Nesmith next served as a captain during the Cayuse War against Native Americans in Eastern Oregon from 1847 to 1848. When news of the California Gold Rush reached the Willamette Valley in 1848, he traveled south to the gold fields, remaining until 1849. In 1849, he returned to Polk County where he purchased a flour mill on Rickreall Creek near the county seat of Dallas. There Nesmith engaged in agricultural pursuits in the community that was for a time named after him, as well as stock raising.

He again was a captain in the militia forces during the Rogue River War in 1853 and the Yakima Indian War in 1855. Between the two wars he was the United States Marshal for the Oregon Territory, replacing Joseph Meek. From 1857 to 1859 he was the Superintendent of Indian Affairs for Oregon and Washington Territories.

____

- _EXERCISE SET_
1. List every war named in the passage about Nesmith's career.
2. Continue the passage about Nesmith's career, picking up after its last sentence.

- _MATERIAL PROVIDED_
____

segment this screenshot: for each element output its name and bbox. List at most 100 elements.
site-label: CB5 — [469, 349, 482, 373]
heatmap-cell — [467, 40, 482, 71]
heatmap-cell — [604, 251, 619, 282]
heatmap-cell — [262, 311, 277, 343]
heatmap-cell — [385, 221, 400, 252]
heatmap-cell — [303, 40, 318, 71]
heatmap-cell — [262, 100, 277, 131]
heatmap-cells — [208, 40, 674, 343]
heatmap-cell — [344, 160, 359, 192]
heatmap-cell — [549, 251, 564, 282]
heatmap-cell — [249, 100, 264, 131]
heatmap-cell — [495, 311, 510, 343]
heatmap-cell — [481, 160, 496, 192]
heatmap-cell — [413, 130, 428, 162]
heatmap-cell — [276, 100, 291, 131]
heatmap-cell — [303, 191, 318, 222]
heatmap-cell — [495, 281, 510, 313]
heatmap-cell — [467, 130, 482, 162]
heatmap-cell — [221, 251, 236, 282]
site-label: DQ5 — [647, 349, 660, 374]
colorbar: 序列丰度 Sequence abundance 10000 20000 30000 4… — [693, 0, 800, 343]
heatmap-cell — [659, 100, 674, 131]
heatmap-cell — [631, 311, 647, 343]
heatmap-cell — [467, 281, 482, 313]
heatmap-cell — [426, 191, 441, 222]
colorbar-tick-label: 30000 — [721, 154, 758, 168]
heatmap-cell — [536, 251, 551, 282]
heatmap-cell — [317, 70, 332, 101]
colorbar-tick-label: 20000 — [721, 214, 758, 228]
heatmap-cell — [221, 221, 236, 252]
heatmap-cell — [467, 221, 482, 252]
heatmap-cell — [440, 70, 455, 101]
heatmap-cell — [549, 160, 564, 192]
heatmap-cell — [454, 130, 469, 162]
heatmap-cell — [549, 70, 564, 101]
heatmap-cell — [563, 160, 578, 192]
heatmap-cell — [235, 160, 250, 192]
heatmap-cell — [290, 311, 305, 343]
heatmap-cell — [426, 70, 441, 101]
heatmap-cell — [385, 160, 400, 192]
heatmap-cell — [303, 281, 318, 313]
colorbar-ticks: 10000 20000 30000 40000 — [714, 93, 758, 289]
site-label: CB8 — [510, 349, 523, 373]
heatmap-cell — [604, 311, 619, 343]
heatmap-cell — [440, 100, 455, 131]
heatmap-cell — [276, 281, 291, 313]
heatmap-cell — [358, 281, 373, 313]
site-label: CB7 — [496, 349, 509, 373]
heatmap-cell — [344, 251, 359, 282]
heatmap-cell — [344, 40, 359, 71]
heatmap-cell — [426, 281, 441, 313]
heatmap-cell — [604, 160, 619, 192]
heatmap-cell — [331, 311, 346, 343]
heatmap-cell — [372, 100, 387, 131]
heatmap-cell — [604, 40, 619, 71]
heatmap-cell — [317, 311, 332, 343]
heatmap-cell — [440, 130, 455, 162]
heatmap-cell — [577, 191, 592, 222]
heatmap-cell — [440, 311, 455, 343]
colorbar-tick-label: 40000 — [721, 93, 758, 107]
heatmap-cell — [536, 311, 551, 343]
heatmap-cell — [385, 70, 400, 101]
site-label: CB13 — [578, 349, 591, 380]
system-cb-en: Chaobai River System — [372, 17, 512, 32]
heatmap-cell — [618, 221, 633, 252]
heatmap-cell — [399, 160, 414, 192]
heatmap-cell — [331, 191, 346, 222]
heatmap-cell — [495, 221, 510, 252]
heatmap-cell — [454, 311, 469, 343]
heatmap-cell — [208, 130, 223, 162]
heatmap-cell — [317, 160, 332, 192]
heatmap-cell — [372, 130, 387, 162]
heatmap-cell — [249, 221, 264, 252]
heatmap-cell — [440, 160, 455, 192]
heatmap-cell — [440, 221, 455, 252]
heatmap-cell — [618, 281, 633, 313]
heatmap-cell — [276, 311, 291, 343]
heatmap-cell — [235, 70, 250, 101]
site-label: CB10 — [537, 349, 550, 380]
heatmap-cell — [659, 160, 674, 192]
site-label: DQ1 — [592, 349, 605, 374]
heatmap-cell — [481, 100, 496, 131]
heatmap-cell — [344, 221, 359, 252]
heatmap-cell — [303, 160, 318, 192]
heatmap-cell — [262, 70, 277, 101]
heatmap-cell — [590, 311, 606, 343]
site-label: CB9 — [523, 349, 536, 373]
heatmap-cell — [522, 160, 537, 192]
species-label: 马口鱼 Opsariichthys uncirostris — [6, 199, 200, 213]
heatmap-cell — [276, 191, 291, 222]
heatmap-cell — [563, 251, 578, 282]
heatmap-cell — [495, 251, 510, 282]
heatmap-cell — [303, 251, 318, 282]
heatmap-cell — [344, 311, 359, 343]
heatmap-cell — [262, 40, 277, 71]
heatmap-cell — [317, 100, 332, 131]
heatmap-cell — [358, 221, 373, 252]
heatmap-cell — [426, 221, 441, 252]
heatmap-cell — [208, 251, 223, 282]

____

- _RESPONSES IN ORDER_
1. Cayuse War, Rogue River War, Yakima Indian War

2.
As Superintendent of Indian Affairs, Nesmith was aggressive against American Indians on Oregon's south coast, and once stated to Commissioner of Indian Affairs George Manypenny that the extermination of the Chetco people "would occasion no regrets at this office."

==Congress==
On February 14, 1859, Oregon entered the Union as the 33rd state. In 1860, the Oregon Legislative Assembly elected Nesmith to the United States Senate. A Democrat, he served from March 4, 1861, to March 3, 1867, and was an unsuccessful candidate for re-election. While in the Senate, he and fellow Oregon Senator Benjamin F Harding were the only Democrats in that chamber to vote for the Thirteenth Amendment to the United States Constitution to abolish slavery. After serving in the Senate, he was appointed Minister to Austria, but his nomination was not confirmed.

After returning to Rickreall, he served as road supervisor of Polk County in 1868. Nesmith was elected to the Forty-third Congress to fill the vacancy caused by the death of his cousin, Joseph G. Wilson, and served from December 1, 1873, to March 3, 1875. He did not seek re-nomination in 1874 to the Forty-fourth Congress and returned to farming in Polk County.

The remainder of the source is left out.